◆ Data rows:

__________________________________________________

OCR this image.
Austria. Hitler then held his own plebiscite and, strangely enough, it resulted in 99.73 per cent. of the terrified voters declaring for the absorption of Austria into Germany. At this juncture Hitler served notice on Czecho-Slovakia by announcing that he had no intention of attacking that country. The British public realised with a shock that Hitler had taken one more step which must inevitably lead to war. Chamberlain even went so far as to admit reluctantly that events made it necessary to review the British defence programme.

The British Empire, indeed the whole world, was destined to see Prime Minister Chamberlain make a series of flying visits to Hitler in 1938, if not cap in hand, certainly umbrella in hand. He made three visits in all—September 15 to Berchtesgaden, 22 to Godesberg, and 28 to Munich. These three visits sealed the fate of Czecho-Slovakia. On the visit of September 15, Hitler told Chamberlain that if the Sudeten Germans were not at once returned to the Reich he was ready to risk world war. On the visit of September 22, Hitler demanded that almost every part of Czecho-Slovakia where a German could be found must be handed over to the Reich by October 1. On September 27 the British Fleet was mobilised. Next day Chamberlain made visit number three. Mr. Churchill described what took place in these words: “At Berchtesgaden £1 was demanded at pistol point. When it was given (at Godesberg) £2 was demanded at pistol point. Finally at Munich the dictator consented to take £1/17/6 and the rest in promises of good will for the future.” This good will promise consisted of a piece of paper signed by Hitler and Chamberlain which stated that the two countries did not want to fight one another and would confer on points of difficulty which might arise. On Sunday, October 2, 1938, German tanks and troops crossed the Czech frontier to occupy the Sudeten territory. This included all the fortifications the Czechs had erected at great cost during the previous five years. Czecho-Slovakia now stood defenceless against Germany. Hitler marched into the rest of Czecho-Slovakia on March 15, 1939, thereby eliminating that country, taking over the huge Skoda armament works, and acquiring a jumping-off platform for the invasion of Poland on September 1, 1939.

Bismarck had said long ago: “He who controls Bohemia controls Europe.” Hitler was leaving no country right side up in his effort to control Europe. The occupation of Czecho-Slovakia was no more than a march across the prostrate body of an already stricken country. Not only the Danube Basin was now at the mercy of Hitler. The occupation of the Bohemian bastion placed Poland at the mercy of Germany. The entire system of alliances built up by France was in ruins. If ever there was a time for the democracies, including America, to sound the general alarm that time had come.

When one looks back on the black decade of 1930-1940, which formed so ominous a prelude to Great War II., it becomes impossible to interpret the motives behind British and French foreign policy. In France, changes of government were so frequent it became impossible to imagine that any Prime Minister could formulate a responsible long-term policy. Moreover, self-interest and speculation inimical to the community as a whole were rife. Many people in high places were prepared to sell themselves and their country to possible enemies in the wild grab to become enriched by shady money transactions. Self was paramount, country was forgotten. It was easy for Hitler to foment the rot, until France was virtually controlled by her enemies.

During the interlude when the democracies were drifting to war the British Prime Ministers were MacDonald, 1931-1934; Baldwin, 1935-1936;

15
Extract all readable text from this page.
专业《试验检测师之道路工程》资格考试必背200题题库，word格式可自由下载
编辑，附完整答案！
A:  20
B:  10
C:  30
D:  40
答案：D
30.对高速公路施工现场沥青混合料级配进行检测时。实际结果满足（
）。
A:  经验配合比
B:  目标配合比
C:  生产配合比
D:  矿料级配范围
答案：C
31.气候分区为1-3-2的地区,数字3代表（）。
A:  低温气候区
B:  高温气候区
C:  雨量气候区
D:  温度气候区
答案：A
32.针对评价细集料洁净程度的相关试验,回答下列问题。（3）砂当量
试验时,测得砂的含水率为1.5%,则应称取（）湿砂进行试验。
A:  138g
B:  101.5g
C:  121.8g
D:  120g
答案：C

__________________________________________________

◆ What to produce: Make a copy of each line that contains the string "France".

◆ Task result:
Bismarck had said long ago: “He who controls Bohemia controls Europe.” Hitler was leaving no country right side up in his effort to control Europe. The occupation of Czecho-Slovakia was no more than a march across the prostrate body of an already stricken country. Not only the Danube Basin was now at the mercy of Hitler. The occupation of the Bohemian bastion placed Poland at the mercy of Germany. The entire system of alliances built up by France was in ruins. If ever there was a time for the democracies, including America, to sound the general alarm that time had come.
When one looks back on the black decade of 1930-1940, which formed so ominous a prelude to Great War II., it becomes impossible to interpret the motives behind British and French foreign policy. In France, changes of government were so frequent it became impossible to imagine that any Prime Minister could formulate a responsible long-term policy. Moreover, self-interest and speculation inimical to the community as a whole were rife. Many people in high places were prepared to sell themselves and their country to possible enemies in the wild grab to become enriched by shady money transactions. Self was paramount, country was forgotten. It was easy for Hitler to foment the rot, until France was virtually controlled by her enemies.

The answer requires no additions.